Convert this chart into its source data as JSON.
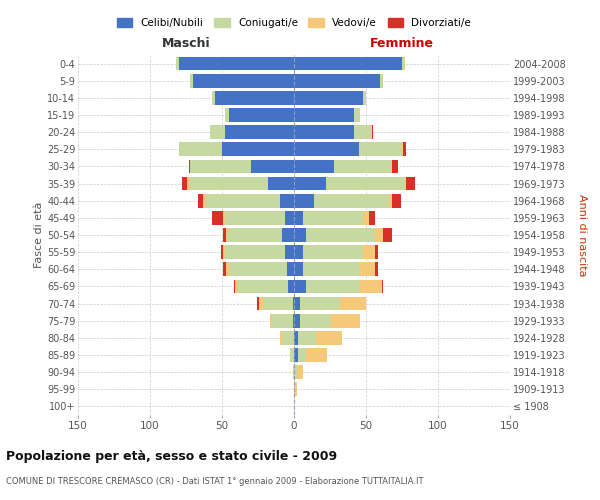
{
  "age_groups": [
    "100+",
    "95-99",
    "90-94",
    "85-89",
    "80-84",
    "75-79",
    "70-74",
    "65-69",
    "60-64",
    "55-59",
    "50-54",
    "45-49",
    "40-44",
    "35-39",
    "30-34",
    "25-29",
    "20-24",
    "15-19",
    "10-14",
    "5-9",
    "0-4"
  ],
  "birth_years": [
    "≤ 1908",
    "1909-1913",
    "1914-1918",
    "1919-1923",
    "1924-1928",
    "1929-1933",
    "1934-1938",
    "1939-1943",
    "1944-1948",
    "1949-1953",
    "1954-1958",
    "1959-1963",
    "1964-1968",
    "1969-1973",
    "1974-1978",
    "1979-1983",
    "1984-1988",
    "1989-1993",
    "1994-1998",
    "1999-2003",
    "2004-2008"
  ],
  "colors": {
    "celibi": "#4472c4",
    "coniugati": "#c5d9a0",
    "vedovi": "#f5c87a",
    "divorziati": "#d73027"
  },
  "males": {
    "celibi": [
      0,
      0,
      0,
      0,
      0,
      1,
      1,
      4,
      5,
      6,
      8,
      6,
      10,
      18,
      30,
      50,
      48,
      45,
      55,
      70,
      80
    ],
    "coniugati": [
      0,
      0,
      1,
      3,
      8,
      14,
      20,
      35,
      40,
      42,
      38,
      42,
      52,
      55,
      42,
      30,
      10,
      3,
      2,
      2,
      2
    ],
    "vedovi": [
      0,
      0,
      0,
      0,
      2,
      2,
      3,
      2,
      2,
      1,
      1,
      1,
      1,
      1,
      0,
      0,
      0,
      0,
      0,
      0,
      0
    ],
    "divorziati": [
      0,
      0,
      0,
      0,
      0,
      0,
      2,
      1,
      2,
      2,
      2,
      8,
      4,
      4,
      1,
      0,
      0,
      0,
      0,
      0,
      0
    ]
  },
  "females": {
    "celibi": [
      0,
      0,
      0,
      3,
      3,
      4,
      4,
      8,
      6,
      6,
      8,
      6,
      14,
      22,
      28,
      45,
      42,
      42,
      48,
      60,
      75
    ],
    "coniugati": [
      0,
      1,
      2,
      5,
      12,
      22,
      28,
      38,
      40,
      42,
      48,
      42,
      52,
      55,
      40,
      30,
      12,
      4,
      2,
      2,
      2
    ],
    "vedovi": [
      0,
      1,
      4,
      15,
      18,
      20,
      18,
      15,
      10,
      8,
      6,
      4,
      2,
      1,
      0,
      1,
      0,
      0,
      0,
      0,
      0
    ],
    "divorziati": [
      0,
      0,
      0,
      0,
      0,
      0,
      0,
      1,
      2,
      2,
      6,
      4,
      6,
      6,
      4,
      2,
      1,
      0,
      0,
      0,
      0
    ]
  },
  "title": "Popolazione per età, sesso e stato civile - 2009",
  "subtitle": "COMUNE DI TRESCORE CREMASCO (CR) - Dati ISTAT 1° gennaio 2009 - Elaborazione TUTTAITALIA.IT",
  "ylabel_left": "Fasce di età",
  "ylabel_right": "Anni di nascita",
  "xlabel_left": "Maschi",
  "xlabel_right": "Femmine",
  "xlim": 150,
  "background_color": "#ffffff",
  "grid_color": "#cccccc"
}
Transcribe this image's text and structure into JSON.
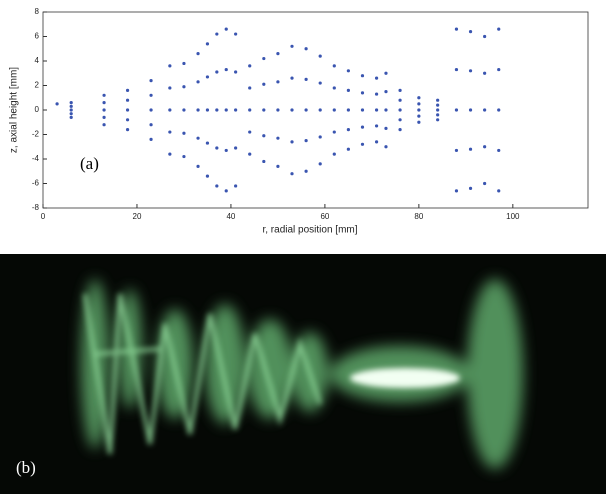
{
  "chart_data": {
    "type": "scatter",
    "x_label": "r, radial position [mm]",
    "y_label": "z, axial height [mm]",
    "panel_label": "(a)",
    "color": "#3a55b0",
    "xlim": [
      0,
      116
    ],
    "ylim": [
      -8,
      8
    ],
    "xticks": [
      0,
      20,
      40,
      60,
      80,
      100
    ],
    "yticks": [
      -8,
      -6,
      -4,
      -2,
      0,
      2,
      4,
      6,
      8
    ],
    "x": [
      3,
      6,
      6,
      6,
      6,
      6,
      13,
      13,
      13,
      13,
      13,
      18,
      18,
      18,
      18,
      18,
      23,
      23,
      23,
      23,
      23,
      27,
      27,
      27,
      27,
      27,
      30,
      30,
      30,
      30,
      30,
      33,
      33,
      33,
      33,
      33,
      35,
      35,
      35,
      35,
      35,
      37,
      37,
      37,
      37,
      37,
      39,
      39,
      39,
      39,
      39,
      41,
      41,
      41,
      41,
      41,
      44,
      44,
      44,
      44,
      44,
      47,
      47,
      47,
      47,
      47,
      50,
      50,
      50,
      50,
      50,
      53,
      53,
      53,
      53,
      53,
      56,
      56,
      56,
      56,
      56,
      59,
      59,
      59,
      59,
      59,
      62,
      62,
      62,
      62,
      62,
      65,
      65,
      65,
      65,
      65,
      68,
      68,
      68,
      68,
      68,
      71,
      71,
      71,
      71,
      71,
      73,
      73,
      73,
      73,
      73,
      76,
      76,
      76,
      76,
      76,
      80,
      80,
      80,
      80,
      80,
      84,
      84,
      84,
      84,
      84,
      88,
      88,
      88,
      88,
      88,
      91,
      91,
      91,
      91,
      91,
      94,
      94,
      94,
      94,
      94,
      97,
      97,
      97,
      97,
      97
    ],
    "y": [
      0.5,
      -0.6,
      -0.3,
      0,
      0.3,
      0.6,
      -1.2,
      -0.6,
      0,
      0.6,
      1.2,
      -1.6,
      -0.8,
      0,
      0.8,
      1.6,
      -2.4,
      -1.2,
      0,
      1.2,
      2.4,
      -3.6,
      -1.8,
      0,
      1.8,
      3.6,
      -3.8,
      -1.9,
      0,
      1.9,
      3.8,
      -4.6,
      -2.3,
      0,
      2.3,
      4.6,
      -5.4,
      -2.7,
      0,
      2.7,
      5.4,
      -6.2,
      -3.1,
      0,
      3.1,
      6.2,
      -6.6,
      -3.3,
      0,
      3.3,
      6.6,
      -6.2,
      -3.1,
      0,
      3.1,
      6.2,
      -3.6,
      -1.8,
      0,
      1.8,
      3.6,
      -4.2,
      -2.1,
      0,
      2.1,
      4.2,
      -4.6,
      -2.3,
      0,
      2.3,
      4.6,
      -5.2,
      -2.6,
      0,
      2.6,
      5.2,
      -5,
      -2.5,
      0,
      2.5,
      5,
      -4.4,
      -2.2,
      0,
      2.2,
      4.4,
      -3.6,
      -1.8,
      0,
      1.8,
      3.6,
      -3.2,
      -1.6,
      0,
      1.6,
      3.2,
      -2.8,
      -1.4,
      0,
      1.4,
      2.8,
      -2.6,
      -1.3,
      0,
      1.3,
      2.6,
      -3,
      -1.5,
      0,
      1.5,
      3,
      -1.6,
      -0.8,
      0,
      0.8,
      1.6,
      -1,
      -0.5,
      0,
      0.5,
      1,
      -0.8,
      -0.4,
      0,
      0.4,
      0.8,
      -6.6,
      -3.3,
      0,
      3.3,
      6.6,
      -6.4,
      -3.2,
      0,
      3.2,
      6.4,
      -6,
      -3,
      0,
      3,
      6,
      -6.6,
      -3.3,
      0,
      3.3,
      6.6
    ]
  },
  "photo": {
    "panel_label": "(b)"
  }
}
────────────────────────────────────────
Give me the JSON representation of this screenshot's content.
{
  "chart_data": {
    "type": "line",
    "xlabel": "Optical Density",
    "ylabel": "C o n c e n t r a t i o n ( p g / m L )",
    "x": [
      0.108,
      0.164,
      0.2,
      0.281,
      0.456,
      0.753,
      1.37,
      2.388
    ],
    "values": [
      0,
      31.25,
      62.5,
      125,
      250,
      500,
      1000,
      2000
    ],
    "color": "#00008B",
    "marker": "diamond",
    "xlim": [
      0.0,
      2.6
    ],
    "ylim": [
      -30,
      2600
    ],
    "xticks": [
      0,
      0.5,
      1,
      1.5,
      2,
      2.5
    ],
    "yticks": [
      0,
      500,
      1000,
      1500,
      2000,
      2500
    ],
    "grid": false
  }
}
────────────────────────────────────────
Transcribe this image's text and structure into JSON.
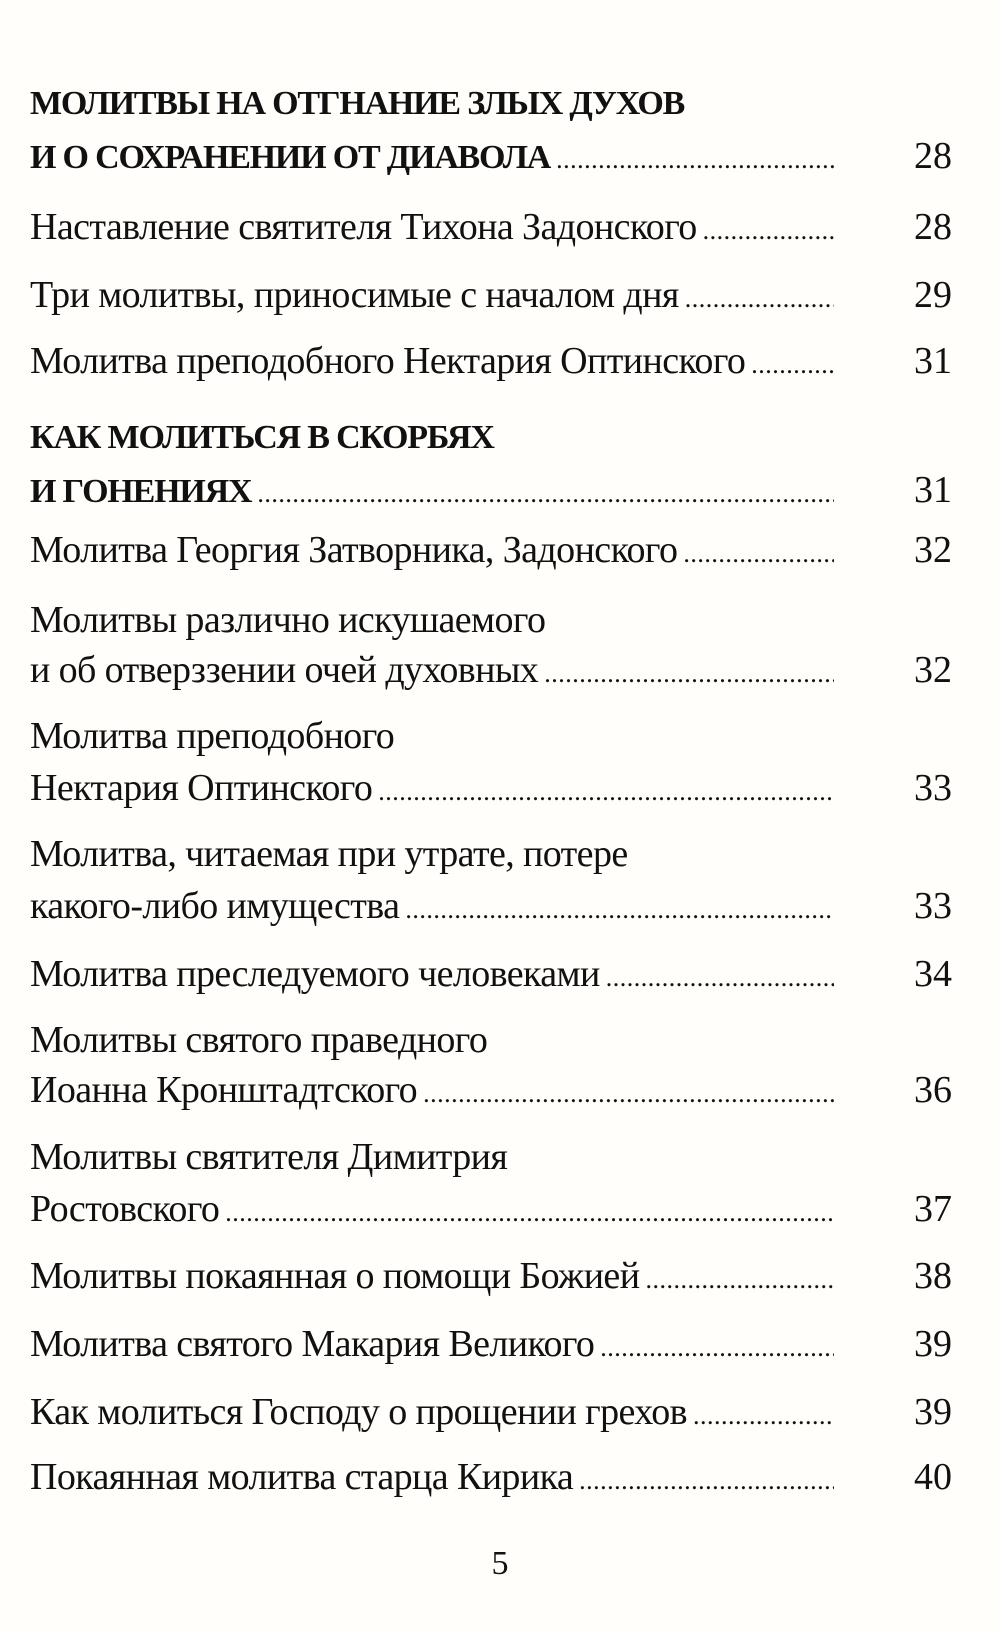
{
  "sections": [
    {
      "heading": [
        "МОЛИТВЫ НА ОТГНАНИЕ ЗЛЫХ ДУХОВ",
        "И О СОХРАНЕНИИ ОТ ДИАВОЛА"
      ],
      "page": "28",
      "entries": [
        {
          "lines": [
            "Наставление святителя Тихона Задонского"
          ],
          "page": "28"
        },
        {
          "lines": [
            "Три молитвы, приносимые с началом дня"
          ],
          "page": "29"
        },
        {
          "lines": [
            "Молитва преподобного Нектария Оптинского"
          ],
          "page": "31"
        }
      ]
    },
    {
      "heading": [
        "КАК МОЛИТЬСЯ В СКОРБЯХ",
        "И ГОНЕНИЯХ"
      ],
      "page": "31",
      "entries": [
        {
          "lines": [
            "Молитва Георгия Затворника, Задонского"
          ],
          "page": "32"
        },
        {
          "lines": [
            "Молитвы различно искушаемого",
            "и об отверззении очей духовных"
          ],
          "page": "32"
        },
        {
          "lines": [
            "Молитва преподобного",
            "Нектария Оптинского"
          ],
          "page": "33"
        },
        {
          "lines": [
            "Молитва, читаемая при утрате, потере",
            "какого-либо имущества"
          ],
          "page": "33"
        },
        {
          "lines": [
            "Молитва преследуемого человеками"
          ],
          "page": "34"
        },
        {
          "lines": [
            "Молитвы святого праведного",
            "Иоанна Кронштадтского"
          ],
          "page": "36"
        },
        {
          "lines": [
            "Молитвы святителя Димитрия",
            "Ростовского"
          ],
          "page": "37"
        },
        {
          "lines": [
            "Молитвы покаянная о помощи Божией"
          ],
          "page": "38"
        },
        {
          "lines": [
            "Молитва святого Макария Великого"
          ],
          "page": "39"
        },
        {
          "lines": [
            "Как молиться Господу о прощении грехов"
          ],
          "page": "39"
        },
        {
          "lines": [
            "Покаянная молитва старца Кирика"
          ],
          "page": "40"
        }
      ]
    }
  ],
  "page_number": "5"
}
────────────────────────────────────────
◆ Work required: Copy every single line of the material above that holds "преподобного".

◆ Response to this task:
            "Молитва преподобного Нектария Оптинского"
            "Молитва преподобного",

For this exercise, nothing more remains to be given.